- 抜粋
企業がAppleのデバイスを容易に管理できるようにするサービスFleetsmithが今日(米国時間4/10)、Upfront VenturesのリードによるシリーズA、770万ドルの資金調達を発表した。

シード投資家のIndex VenturesとHarrison Metalも、このラウンドに参加した。これで同社の調達総額は1100万ドルになる。同社はさらに、Puppetのファウンダーで元CEOのLuke Kaniesが同社の顧問団に加わったことを発表した。

Fleetsmithは、中小企業によるAppleデバイスのデプロイと管理を助ける。デバイスは、コンピューター、スマートフォン、iPad、Apple TVなど、さまざまだ。これらのデバイスを手作業で全社内的にデプロイすることは時間のかかる作業になり、大企業ではそれをとっくに、そのほかの商用オプションや内製のソリューションに任せている。Fleetsmithは、そのような効率的なデバイス管理をクラウドサービスとして提供することにより、中小企業でも利用できるようにした。

協同ファウンダーのZack BlumとJesse EndahlはそれぞれDropboxとFandomの出身だが、二人とも前の会社ではAppleデバイスの購買と社内デプロイを含む職務を担当していた。そして、そのための中小企業向けの良い方法が市場に存在しないことを、痛感していた。

“Macの編隊をデプロイしてそのセキュリティをインターネットから管理するには、どうしたらいいのか? そのソリューションを、作るか買うかの検討から、やるべきことがまだ多く残されていることを知った。GoogleやFacebookにはすでに内製のMac管理ツールがあるが、それらのツールの民主化にわれわれは挑戦した”、とCEOのBlumは語る。

- 課題一覧
#1 Fleetsmithの記事によると、同社がシリーズAで調達した金額はいくらですか。
#2 次の(a)〜(c)がFleetsmithの記事の内容と合っているかどうかを、それぞれ「はい」か「いいえ」で答えてください。判断の根拠となる記事の言葉もそのまま引用してください。
(a) Index VenturesとHarrison Metalも今回のラウンドに参加した。
(b) Luke KaniesはFleetsmithのCEOに就任した。
(c) Fleetsmithは、デバイス管理を社内に導入するソフトウェアとして大企業向けに提供している。
#3 Fleetsmithの記事の最後の文に続けて、その先を書いてください。
ここから先の資料は、Fleetsmithの記事とは関係がありません。

- 提供資料

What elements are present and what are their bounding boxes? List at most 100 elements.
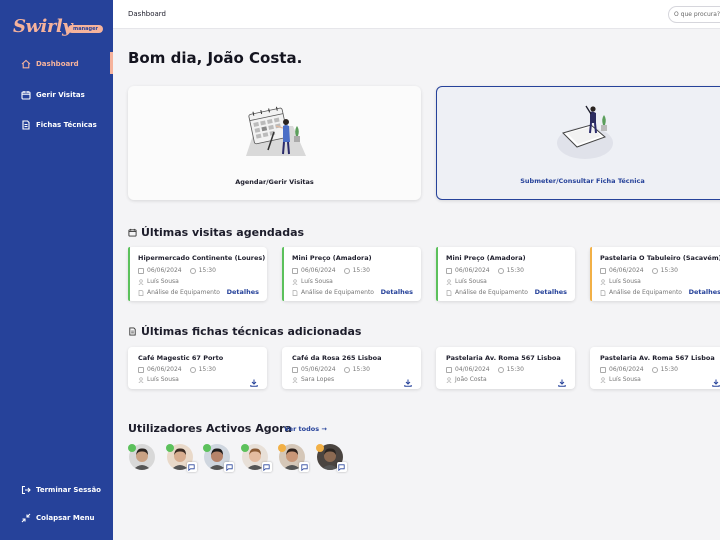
visit-card[interactable]: Mini Preço (Amadora) 06/06/2024 15:30 Luís …: [436, 247, 575, 301]
user-avatar[interactable]: [128, 444, 155, 470]
tech-sheet-card[interactable]: Submeter/Consultar Ficha Técnica: [436, 86, 720, 200]
sidebar-item-label: Dashboard: [36, 60, 79, 68]
document-icon: [292, 289, 298, 296]
visit-person-name: Luís Sousa: [609, 278, 641, 285]
visit-datetime: 06/06/2024 15:30: [292, 267, 370, 274]
user-avatar[interactable]: [315, 444, 347, 472]
details-link[interactable]: Detalhes: [689, 288, 720, 296]
sheet-name: Café da Rosa 265 Lisboa: [292, 354, 382, 362]
sheet-datetime: 06/06/2024 15:30: [600, 366, 678, 373]
sheet-datetime: 05/06/2024 15:30: [292, 366, 370, 373]
sheet-card[interactable]: Pastelaria Av. Roma 567 Lisboa 06/06/2024…: [590, 347, 720, 389]
online-status-dot: [165, 444, 174, 452]
see-all-link[interactable]: Ver todos →: [284, 425, 327, 433]
logout-icon: [20, 485, 31, 496]
details-link[interactable]: Detalhes: [227, 288, 259, 296]
visit-person-name: Luís Sousa: [147, 278, 179, 285]
chat-icon[interactable]: [186, 462, 197, 472]
page-title: Bom dia, João Costa.: [128, 49, 303, 67]
person-icon: [138, 278, 144, 285]
visit-person-name: Luís Sousa: [301, 278, 333, 285]
visit-card[interactable]: Mini Preço (Amadora) 06/06/2024 15:30 Luís …: [282, 247, 421, 301]
visit-name: Pastelaria O Tabuleiro (Sacavém): [600, 254, 720, 262]
sheet-person: Sara Lopes: [292, 376, 334, 383]
logo-text: Swirly: [13, 16, 73, 37]
sidebar-item-label: Gerir Visitas: [36, 91, 85, 99]
sheet-card[interactable]: Pastelaria Av. Roma 567 Lisboa 04/06/2024…: [436, 347, 575, 389]
logout-button[interactable]: Terminar Sessão: [0, 480, 113, 500]
visits-section-title: Últimas visitas agendadas: [128, 226, 304, 239]
sheet-card[interactable]: Café da Rosa 265 Lisboa 05/06/2024 15:30 Sa…: [282, 347, 421, 389]
collapse-label: Colapsar Menu: [36, 514, 95, 522]
sheet-card[interactable]: Café Magestic 67 Porto 06/06/2024 15:30 Luí…: [128, 347, 267, 389]
calendar-icon: [138, 267, 144, 274]
sidebar-item-gerir-visitas[interactable]: Gerir Visitas: [0, 85, 113, 105]
collapse-menu-button[interactable]: Colapsar Menu: [0, 508, 113, 528]
sidebar-item-dashboard[interactable]: Dashboard: [0, 54, 113, 74]
details-link[interactable]: Detalhes: [535, 288, 567, 296]
download-icon[interactable]: [712, 372, 720, 387]
status-stripe: [436, 247, 438, 301]
calendar-icon: [446, 267, 452, 274]
calendar-icon: [446, 366, 452, 373]
schedule-visits-card[interactable]: Agendar/Gerir Visitas: [128, 86, 421, 200]
online-status-dot: [203, 444, 211, 452]
visit-card[interactable]: Hipermercado Continente (Loures) 06/06/20…: [128, 247, 267, 301]
download-icon[interactable]: [404, 372, 412, 387]
chat-icon[interactable]: [336, 462, 347, 472]
user-avatar[interactable]: [240, 444, 272, 472]
visit-date: 06/06/2024: [301, 267, 336, 274]
download-icon[interactable]: [250, 372, 258, 387]
person-icon: [600, 278, 606, 285]
tech-sheet-label: Submeter/Consultar Ficha Técnica: [520, 177, 645, 185]
clock-icon: [189, 267, 196, 274]
clock-icon: [497, 267, 504, 274]
user-avatar[interactable]: [165, 444, 197, 472]
clock-icon: [189, 366, 196, 373]
status-stripe: [590, 247, 592, 301]
visit-card[interactable]: Pastelaria O Tabuleiro (Sacavém) 06/06/20…: [590, 247, 720, 301]
calendar-icon: [20, 90, 31, 101]
chat-icon[interactable]: [224, 462, 234, 472]
visit-person: Luís Sousa: [600, 278, 641, 285]
download-icon[interactable]: [558, 372, 566, 387]
person-icon: [292, 376, 298, 383]
online-status-dot: [315, 444, 324, 452]
sheet-person-name: João Costa: [455, 376, 487, 383]
active-users-title: Utilizadores Activos Agora: [128, 422, 292, 435]
schedule-visits-label: Agendar/Gerir Visitas: [235, 178, 314, 186]
details-link[interactable]: Detalhes: [381, 288, 413, 296]
sheet-time: 15:30: [352, 366, 370, 373]
clock-icon: [651, 267, 658, 274]
online-status-dot: [128, 444, 136, 452]
sheet-date: 06/06/2024: [609, 366, 644, 373]
sidebar-item-fichas-tecnicas[interactable]: Fichas Técnicas: [0, 115, 113, 135]
clock-icon: [497, 366, 504, 373]
calendar-icon: [600, 267, 606, 274]
clock-icon: [343, 366, 350, 373]
sheet-name: Café Magestic 67 Porto: [138, 354, 224, 362]
visit-date: 06/06/2024: [147, 267, 182, 274]
online-status-dot: [240, 444, 249, 452]
visit-type-text: Análise de Equipamento: [455, 289, 528, 296]
chat-icon[interactable]: [299, 462, 309, 472]
visit-type-text: Análise de Equipamento: [609, 289, 682, 296]
calendar-icon: [128, 228, 137, 237]
sheet-datetime: 06/06/2024 15:30: [138, 366, 216, 373]
visit-type: Análise de Equipamento: [138, 289, 220, 296]
visit-date: 06/06/2024: [609, 267, 644, 274]
sheet-name: Pastelaria Av. Roma 567 Lisboa: [600, 354, 715, 362]
app-logo[interactable]: Swirly manager: [13, 16, 108, 40]
status-stripe: [128, 247, 130, 301]
document-icon: [20, 120, 31, 131]
person-icon: [138, 376, 144, 383]
user-avatar[interactable]: [278, 444, 309, 472]
visit-person: Luís Sousa: [292, 278, 333, 285]
chat-icon[interactable]: [261, 462, 272, 472]
calendar-icon: [138, 366, 144, 373]
visit-time: 15:30: [506, 267, 524, 274]
search-input[interactable]: O que procura?: [668, 6, 720, 23]
visit-time: 15:30: [352, 267, 370, 274]
user-avatar[interactable]: [203, 444, 234, 472]
sidebar-item-label: Fichas Técnicas: [36, 121, 97, 129]
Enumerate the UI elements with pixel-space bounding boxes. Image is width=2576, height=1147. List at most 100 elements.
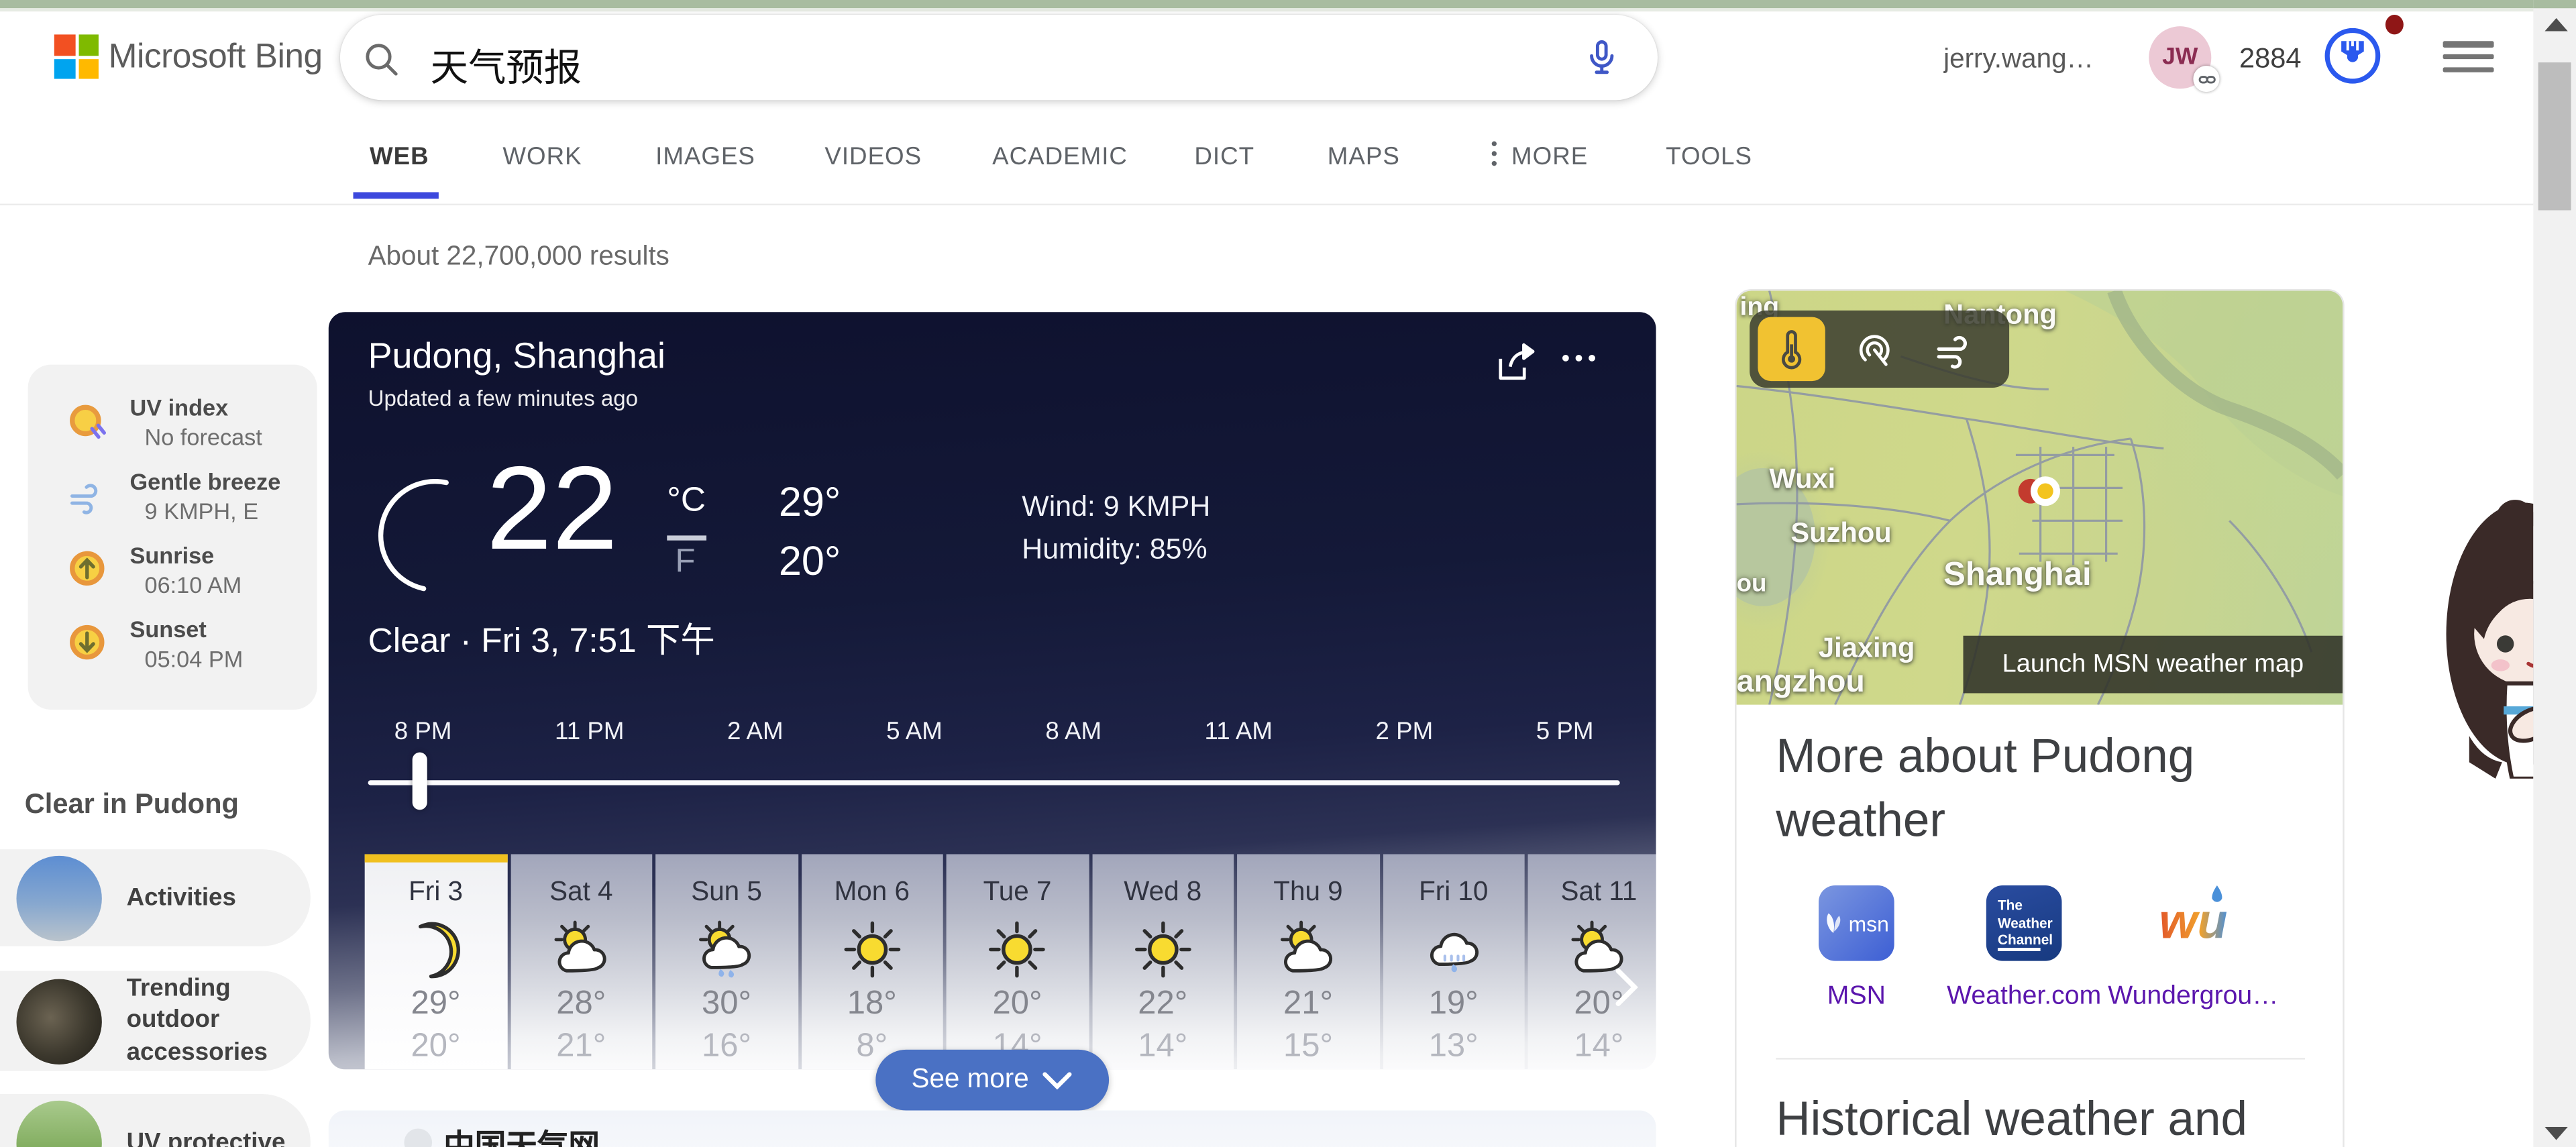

- 解答
#1 770万ドルです。

#2
(a) はい。「シード投資家のIndex VenturesとHarrison Metalも、このラウンドに参加した。」
(b) いいえ。「Puppetのファウンダーで元CEOのLuke Kaniesが同社の顧問団に加わった」
(c) いいえ。「Fleetsmithは、そのような効率的なデバイス管理をクラウドサービスとして提供することにより、中小企業でも利用できるようにした。」

#3
Fleetsmithのデバイス管理コンソール。写真提供: Fleetsmith

同社は、AppleがApple製品のプロビジョニングを容易にできるために提供しているデバイス管理サービスDevice Enrollment Program(DEP)を利用することにした。顧客企業のIT管理者がDEPの登録ユーザーなら、Fleetsmithを使って人力不使用のデプロイができる、とBlumは説明する。すると社員はラップトップなどどんなデバイスでもオーダーできるようになり、Wi-Fiに接続したらFleetsmithに接続し、デバイスの構成が自動的に行われる。

Blumは曰く、“EDPのいいところは、それをうちのサービスと統合すると、社員がWi-Fiに接続した途端に、デプロイのお世話をすることだ。アカウントが作られ、ソフトウェアがインストールされ、ドライブは暗号化される。新しい社員をインストールし登録する作業が、とても簡単だ”。そうやって必要なものすべてのセットアップが完了すると、アドミンは重要なアップデートを強制できるようになるが、ただしアップデートをする前にはシステムがいくつかの警告をくれる。

新たに同社の顧問になったKaniesは、声明でこう言っている: “Fleetsmithは、完全なオートメーションだ。細かい作業をすべてコンピューターにやらせて、人間はトラブル対策よりも本来の仕事に専念できるようになる。中小企業には人がいないし、冗長性のための余分のコンピューターもないから、このことがとくに重要だ”。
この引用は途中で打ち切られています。